— Begin LISTING —

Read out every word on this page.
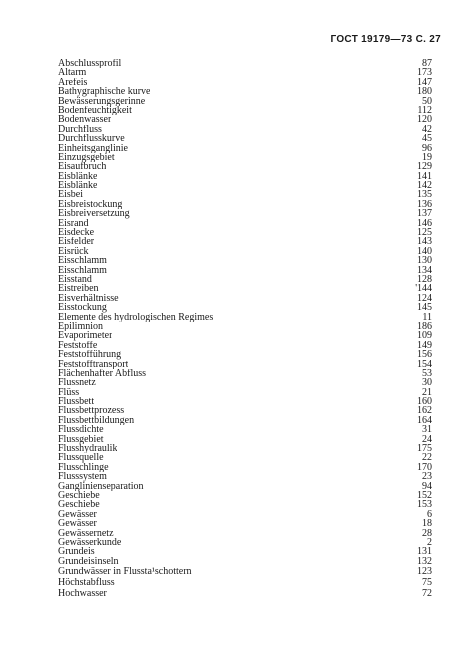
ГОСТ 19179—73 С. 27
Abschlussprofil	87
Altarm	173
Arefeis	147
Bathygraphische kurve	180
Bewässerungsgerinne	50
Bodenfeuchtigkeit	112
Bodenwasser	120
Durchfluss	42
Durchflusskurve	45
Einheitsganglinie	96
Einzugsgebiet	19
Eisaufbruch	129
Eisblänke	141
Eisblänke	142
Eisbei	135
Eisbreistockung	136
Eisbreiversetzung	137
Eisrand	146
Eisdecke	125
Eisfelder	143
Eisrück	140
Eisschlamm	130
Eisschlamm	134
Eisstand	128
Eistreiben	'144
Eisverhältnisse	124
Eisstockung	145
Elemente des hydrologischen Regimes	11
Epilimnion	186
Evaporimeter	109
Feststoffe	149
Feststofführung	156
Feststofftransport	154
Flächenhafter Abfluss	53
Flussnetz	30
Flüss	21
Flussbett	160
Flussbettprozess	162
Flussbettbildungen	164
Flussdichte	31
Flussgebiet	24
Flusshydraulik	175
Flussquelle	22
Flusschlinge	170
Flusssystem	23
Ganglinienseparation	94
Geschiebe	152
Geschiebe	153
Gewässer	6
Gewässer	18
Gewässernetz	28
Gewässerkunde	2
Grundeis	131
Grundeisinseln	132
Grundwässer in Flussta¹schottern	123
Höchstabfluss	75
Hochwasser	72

— End LISTING —
— Begin LISTING —

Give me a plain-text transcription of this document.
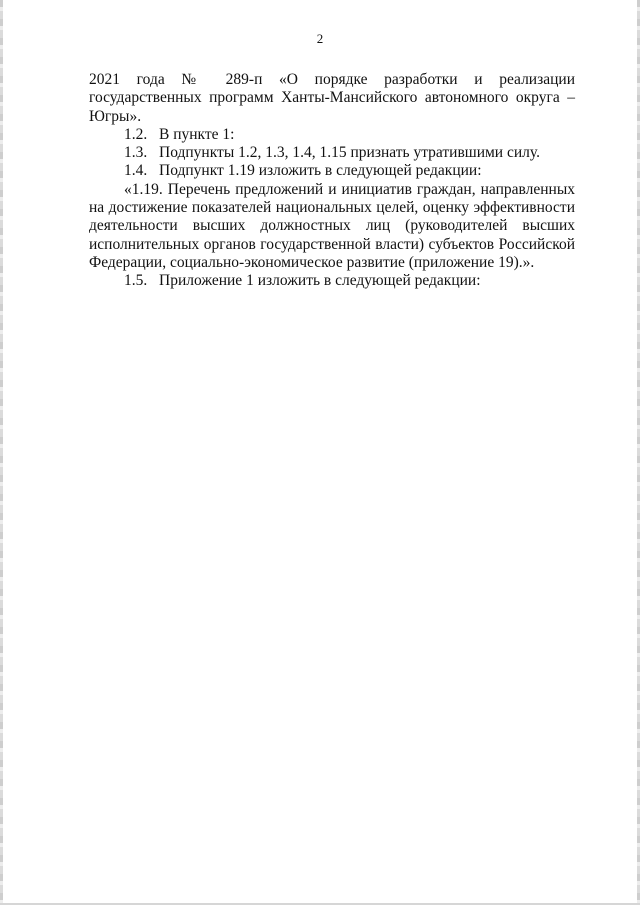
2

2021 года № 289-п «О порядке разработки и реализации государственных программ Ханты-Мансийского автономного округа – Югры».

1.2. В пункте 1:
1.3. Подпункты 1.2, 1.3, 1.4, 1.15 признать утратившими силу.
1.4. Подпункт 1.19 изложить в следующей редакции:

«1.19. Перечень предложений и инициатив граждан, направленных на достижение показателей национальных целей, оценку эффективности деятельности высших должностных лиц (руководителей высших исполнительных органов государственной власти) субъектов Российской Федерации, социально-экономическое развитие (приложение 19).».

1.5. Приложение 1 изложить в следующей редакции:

— End LISTING —
— Begin LISTING —

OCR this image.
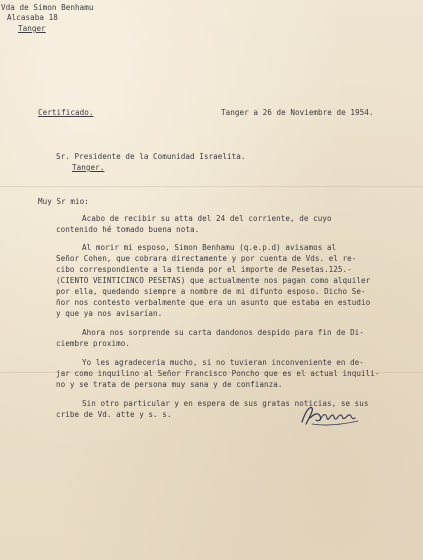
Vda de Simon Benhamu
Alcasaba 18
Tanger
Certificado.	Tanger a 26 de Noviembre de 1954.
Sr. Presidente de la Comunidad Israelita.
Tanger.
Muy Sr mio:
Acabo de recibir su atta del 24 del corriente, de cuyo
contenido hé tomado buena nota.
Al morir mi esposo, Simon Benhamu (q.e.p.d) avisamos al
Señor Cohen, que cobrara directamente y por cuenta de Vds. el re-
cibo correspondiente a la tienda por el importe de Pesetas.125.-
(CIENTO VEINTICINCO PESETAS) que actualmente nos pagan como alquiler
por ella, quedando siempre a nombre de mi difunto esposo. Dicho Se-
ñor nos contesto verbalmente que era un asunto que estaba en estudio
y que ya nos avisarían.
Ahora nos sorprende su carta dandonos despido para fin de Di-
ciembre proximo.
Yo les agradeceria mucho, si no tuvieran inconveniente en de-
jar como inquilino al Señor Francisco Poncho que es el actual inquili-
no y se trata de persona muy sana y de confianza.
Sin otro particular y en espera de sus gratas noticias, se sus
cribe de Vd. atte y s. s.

— End LISTING —

EXERCISE DESCRIPTION | Go through the material line by line. Show each line that contains the string "изложить".

SOLUTION |
1.4. Подпункт 1.19 изложить в следующей редакции:
1.5. Приложение 1 изложить в следующей редакции:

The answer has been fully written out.